What you should do :: Search the entries for the word "unità" and pull out each line that has it.

─── Exercise inputs ───

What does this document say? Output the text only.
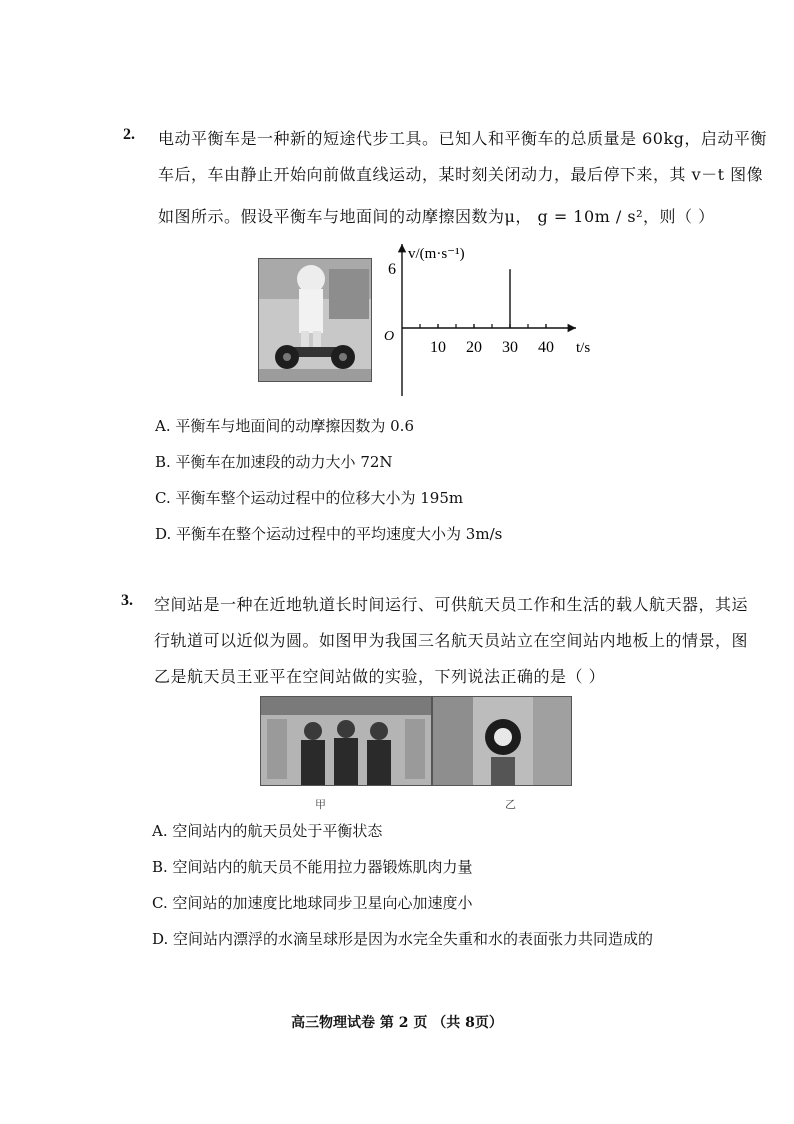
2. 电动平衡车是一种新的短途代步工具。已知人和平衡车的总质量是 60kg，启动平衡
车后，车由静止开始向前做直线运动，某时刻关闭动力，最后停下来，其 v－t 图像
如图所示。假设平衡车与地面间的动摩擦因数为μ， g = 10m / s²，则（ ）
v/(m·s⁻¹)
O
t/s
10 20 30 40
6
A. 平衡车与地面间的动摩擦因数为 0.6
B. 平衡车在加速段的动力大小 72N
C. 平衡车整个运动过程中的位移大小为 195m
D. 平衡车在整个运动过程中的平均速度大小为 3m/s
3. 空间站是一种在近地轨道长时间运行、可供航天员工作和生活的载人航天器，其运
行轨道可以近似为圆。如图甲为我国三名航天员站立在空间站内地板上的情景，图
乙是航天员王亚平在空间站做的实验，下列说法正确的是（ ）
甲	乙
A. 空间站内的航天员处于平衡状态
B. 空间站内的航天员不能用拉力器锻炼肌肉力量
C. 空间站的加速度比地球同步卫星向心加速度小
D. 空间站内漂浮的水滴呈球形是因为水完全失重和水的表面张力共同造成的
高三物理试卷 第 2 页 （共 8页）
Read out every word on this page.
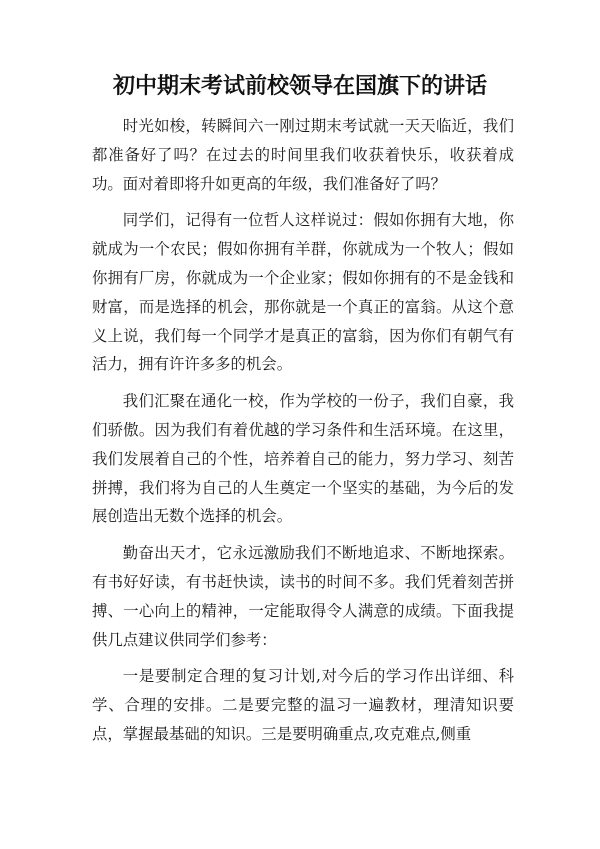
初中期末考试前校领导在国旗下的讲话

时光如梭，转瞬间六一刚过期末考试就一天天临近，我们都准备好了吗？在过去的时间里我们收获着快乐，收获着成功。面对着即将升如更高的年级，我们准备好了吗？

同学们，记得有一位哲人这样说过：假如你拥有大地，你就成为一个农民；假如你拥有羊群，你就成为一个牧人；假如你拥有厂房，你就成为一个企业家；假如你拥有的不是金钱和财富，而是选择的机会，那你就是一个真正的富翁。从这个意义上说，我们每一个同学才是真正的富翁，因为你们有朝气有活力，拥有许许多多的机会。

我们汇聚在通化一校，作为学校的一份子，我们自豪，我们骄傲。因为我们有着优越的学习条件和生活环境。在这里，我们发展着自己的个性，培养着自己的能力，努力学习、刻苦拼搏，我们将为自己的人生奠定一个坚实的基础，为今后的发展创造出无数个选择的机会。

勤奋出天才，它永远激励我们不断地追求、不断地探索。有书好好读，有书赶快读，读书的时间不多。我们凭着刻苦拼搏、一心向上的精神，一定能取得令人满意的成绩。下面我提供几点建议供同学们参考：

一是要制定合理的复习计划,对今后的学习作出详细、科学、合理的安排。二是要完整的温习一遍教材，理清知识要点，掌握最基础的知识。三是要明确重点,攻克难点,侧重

───
─── Exercise inputs ───

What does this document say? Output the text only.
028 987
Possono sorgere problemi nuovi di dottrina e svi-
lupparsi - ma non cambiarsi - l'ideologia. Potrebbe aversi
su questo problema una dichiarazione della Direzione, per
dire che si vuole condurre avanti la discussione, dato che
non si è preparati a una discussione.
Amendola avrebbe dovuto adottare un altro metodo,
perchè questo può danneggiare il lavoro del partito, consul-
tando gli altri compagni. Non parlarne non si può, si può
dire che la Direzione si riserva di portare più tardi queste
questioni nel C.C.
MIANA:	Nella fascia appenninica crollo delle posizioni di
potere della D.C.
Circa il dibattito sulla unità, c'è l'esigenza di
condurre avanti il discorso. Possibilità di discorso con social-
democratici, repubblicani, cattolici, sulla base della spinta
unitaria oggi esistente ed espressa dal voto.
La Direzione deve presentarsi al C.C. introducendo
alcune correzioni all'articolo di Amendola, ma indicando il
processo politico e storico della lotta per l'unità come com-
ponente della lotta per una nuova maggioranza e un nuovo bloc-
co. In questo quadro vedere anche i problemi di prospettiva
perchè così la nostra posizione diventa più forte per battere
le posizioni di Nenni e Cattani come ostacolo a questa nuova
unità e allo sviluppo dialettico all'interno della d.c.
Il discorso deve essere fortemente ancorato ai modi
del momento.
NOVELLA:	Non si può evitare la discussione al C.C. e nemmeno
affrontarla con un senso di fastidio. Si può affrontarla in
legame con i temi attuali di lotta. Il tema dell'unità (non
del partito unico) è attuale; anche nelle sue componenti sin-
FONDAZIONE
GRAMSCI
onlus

───
─── Exercise inputs ───

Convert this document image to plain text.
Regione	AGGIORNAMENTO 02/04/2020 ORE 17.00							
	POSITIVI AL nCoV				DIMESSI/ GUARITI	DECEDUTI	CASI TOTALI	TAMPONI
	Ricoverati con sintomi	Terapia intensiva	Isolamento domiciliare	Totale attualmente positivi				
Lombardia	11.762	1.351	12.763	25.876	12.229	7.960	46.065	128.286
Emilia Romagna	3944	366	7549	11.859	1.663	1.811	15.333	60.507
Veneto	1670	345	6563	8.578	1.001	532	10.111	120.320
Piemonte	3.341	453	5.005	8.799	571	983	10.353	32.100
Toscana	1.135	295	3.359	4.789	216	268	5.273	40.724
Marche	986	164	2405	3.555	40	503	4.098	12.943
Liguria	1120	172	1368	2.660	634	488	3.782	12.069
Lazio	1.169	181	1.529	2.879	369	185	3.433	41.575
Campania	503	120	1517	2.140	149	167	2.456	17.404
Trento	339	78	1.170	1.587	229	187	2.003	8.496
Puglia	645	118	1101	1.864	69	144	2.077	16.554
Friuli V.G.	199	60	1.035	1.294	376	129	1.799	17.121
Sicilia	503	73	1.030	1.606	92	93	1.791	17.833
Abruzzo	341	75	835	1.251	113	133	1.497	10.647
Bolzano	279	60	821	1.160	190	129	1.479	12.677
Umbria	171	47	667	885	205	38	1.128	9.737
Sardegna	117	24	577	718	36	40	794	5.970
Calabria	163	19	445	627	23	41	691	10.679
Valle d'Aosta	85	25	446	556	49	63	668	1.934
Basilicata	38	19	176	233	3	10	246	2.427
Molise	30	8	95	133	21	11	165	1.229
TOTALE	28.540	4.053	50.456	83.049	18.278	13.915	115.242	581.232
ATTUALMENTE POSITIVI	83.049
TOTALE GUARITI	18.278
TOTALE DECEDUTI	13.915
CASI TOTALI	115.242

───

Final result ::
Circa il dibattito sulla unità, c'è l'esigenza di
processo politico e storico della lotta per l'unità come com-
unità e allo sviluppo dialettico all'interno della d.c.
legame con i temi attuali di lotta. Il tema dell'unità (non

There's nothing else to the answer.